> Aufgabe A: Kopiere bitte die folgenden Zeilen der Datensätze unverändert, beginnend mit der Zeile, die „536, 1119, 629]“ enthält, und endend mit dem Ende der Datensätze.

> Textabschnitt:
==================================================
Der Ausdruck Predigtmärlein bezeichnet eine erzählerische volkstümliche Exemplarisierung der Predigt im Mittelalter und der frühen Neuzeit.

1858 bringt Franz Pfeiffer unter dem Titel "Predigtmärlein" Funde aus einer klösterlichen Handschrift des 15. Jahrhunderts zutage. Diese Bezeichnung nahm er direkt aus eben jener Quelle, wo ausdrücklich von "bredigen merlin" die Rede ist. Jede Erzählung – Legende, antike Anekdote, historischer Bericht, Sage, Fabel, Schwank, Novellen- und Märchenstoff – mit geistlicher und moralpädagogischer Belehrung kann Predigtmärlein sein. Es ist auch unter dem Begriff "Exempel" bekannt, der auf das lateinische Wort "exemplum" (Beispiel) verweist und schon in der antiken Rhetorik Bedeutung hatte.
==================================================
> Aufgabe B: Gib den Text über das Predigtmärlein erneut wieder, beginnend bei „1858 bringt Franz“ und endend bei „Rhetorik Bedeutung hatte.“, und ersetze dabei „Handschrift“ durch „Sammlung“.

[Annotierte Bereichslisten]
==================================================
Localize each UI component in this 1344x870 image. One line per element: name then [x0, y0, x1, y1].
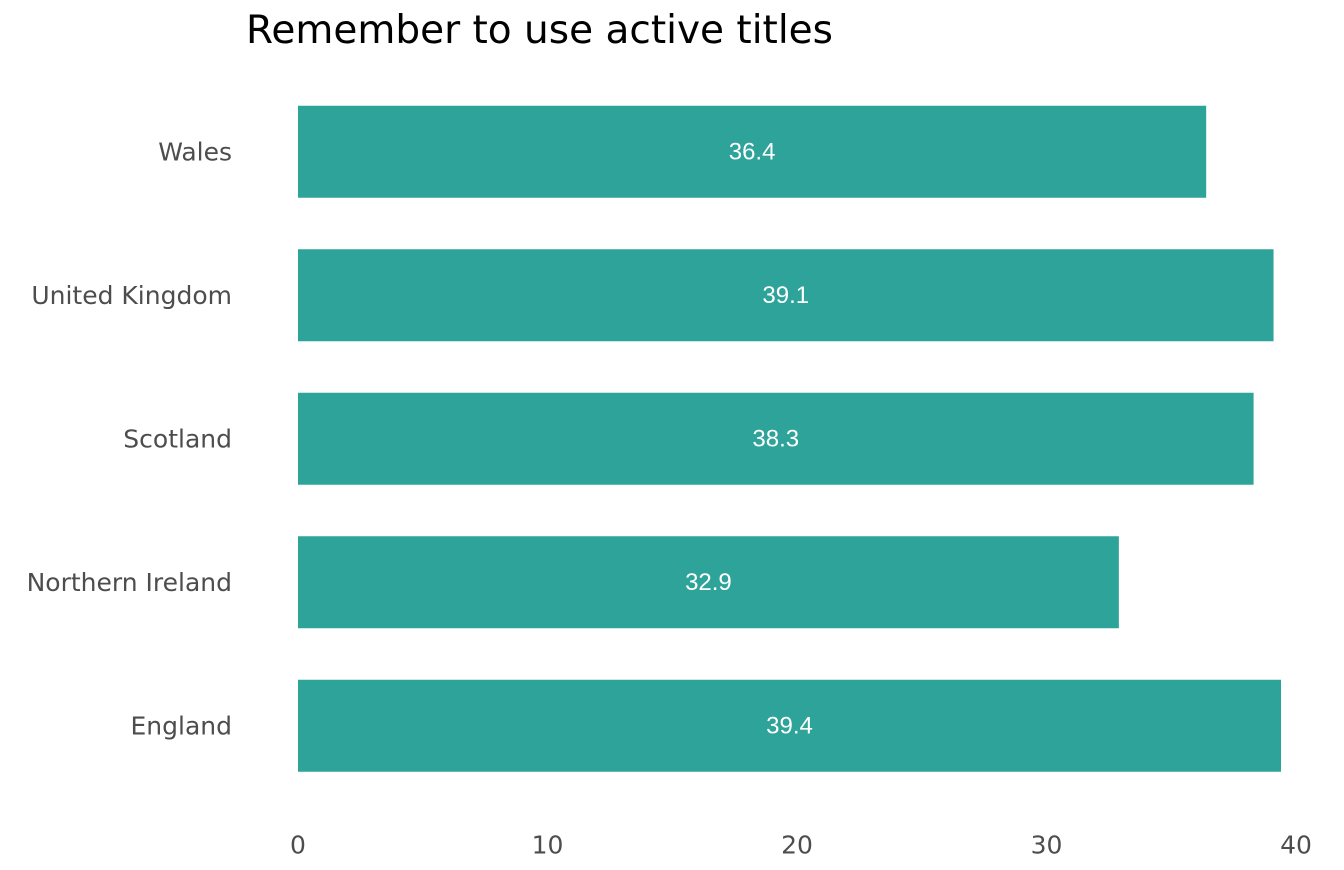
bar-northern-ireland	[298, 536, 1119, 629]
bar-united-kingdom	[298, 249, 1274, 342]
category-labels-layer: England Northern Ireland Scotland United Ki…	[27, 137, 232, 740]
bar-england	[298, 679, 1282, 772]
bar-wales	[298, 105, 1207, 198]
category-label: Wales	[158, 137, 232, 166]
bars-layer	[298, 105, 1282, 772]
category-label: Northern Ireland	[27, 568, 232, 597]
category-label: England	[131, 711, 233, 740]
data-label: 32.9	[685, 569, 732, 596]
data-label: 39.4	[766, 712, 813, 739]
data-label: 36.4	[729, 138, 776, 165]
x-tick-label: 30	[1031, 831, 1063, 860]
x-axis-ticks-layer: 0 10 20 30 40	[290, 831, 1312, 860]
chart-title: Remember to use active titles	[246, 8, 833, 53]
category-label: Scotland	[123, 424, 232, 453]
data-label: 39.1	[762, 282, 809, 309]
x-tick-label: 40	[1280, 831, 1312, 860]
category-label: United Kingdom	[31, 281, 232, 310]
data-label: 38.3	[752, 425, 799, 452]
bar-scotland	[298, 392, 1254, 485]
x-tick-label: 0	[290, 831, 306, 860]
data-labels-layer: 39.4 32.9 38.3 39.1 36.4	[685, 138, 813, 739]
x-tick-label: 20	[781, 831, 813, 860]
x-tick-label: 10	[532, 831, 564, 860]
==================================================
> Musterlösung A:
bar-northern-ireland	[298, 536, 1119, 629]
bar-united-kingdom	[298, 249, 1274, 342]
category-labels-layer: England Northern Ireland Scotland United Ki…	[27, 137, 232, 740]
bar-england	[298, 679, 1282, 772]
bar-wales	[298, 105, 1207, 198]
category-label: Wales	[158, 137, 232, 166]
bars-layer	[298, 105, 1282, 772]
category-label: Northern Ireland	[27, 568, 232, 597]
category-label: England	[131, 711, 233, 740]
data-label: 32.9	[685, 569, 732, 596]
data-label: 39.4	[766, 712, 813, 739]
data-label: 36.4	[729, 138, 776, 165]
x-tick-label: 30	[1031, 831, 1063, 860]
x-axis-ticks-layer: 0 10 20 30 40	[290, 831, 1312, 860]
chart-title: Remember to use active titles	[246, 8, 833, 53]
category-label: Scotland	[123, 424, 232, 453]
data-label: 39.1	[762, 282, 809, 309]
x-tick-label: 40	[1280, 831, 1312, 860]
category-label: United Kingdom	[31, 281, 232, 310]
data-label: 38.3	[752, 425, 799, 452]
bar-scotland	[298, 392, 1254, 485]
x-tick-label: 0	[290, 831, 306, 860]
data-labels-layer: 39.4 32.9 38.3 39.1 36.4	[685, 138, 813, 739]
x-tick-label: 20	[781, 831, 813, 860]
x-tick-label: 10	[532, 831, 564, 860]

> Musterlösung B:
1858 bringt Franz Pfeiffer unter dem Titel "Predigtmärlein" Funde aus einer klösterlichen Sammlung des 15. Jahrhunderts zutage. Diese Bezeichnung nahm er direkt aus eben jener Quelle, wo ausdrücklich von "bredigen merlin" die Rede ist. Jede Erzählung – Legende, antike Anekdote, historischer Bericht, Sage, Fabel, Schwank, Novellen- und Märchenstoff – mit geistlicher und moralpädagogischer Belehrung kann Predigtmärlein sein. Es ist auch unter dem Begriff "Exempel" bekannt, der auf das lateinische Wort "exemplum" (Beispiel) verweist und schon in der antiken Rhetorik Bedeutung hatte.